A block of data
START

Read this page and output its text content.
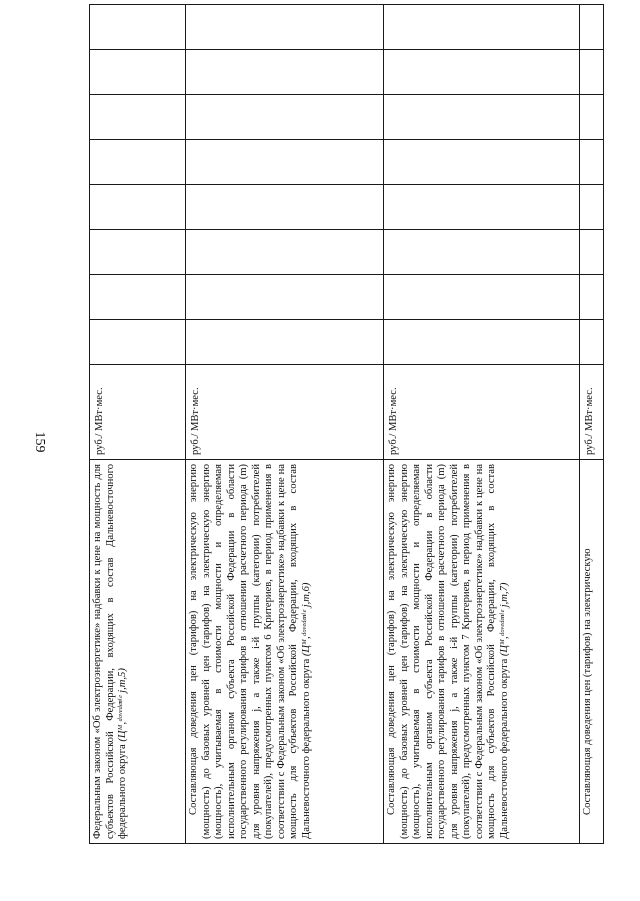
159
Федеральным законом «Об электроэнергетике» надбавки к цене на мощность для субъектов Российской Федерации, входящих в состав Дальневосточного федерального округа (Цᴹ,ᵈᵒᵛᵉᵈᵉⁿⁱᵉ j,m,5)	руб./ МВт·мес.								
Составляющая доведения цен (тарифов) на электрическую энергию (мощность) до базовых уровней цен (тарифов) на электрическую энергию (мощность), учитываемая в стоимости мощности и определяемая исполнительным органом субъекта Российской Федерации в области государственного регулирования тарифов в отношении расчетного периода (m) для уровня напряжения j, а также i-й группы (категории) потребителей (покупателей), предусмотренных пунктом 6 Критериев, в период применения в соответствии с Федеральным законом «Об электроэнергетике» надбавки к цене на мощность для субъектов Российской Федерации, входящих в состав Дальневосточного федерального округа (Цᴹ,ᵈᵒᵛᵉᵈᵉⁿⁱᵉ j,m,6)	руб./ МВт·мес.								
Составляющая доведения цен (тарифов) на электрическую энергию (мощность) до базовых уровней цен (тарифов) на электрическую энергию (мощность), учитываемая в стоимости мощности и определяемая исполнительным органом субъекта Российской Федерации в области государственного регулирования тарифов в отношении расчетного периода (m) для уровня напряжения j, а также i-й группы (категории) потребителей (покупателей), предусмотренных пунктом 7 Критериев, в период применения в соответствии с Федеральным законом «Об электроэнергетике» надбавки к цене на мощность для субъектов Российской Федерации, входящих в состав Дальневосточного федерального округа (Цᴹ,ᵈᵒᵛᵉᵈᵉⁿⁱᵉ j,m,7)	руб./ МВт·мес.								
Составляющая доведения цен (тарифов) на электрическую	руб./ МВт·мес.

END

TASK BRIEF
Omit the pictures and give the material again, exactly and in full.

SOLUTION TO THIS TASK
Read this page and output its text content.
159
Федеральным законом «Об электроэнергетике» надбавки к цене на мощность для субъектов Российской Федерации, входящих в состав Дальневосточного федерального округа (Цᴹ,ᵈᵒᵛᵉᵈᵉⁿⁱᵉ j,m,5)	руб./ МВт·мес.								
Составляющая доведения цен (тарифов) на электрическую энергию (мощность) до базовых уровней цен (тарифов) на электрическую энергию (мощность), учитываемая в стоимости мощности и определяемая исполнительным органом субъекта Российской Федерации в области государственного регулирования тарифов в отношении расчетного периода (m) для уровня напряжения j, а также i-й группы (категории) потребителей (покупателей), предусмотренных пунктом 6 Критериев, в период применения в соответствии с Федеральным законом «Об электроэнергетике» надбавки к цене на мощность для субъектов Российской Федерации, входящих в состав Дальневосточного федерального округа (Цᴹ,ᵈᵒᵛᵉᵈᵉⁿⁱᵉ j,m,6)	руб./ МВт·мес.								
Составляющая доведения цен (тарифов) на электрическую энергию (мощность) до базовых уровней цен (тарифов) на электрическую энергию (мощность), учитываемая в стоимости мощности и определяемая исполнительным органом субъекта Российской Федерации в области государственного регулирования тарифов в отношении расчетного периода (m) для уровня напряжения j, а также i-й группы (категории) потребителей (покупателей), предусмотренных пунктом 7 Критериев, в период применения в соответствии с Федеральным законом «Об электроэнергетике» надбавки к цене на мощность для субъектов Российской Федерации, входящих в состав Дальневосточного федерального округа (Цᴹ,ᵈᵒᵛᵉᵈᵉⁿⁱᵉ j,m,7)	руб./ МВт·мес.								
Составляющая доведения цен (тарифов) на электрическую	руб./ МВт·мес.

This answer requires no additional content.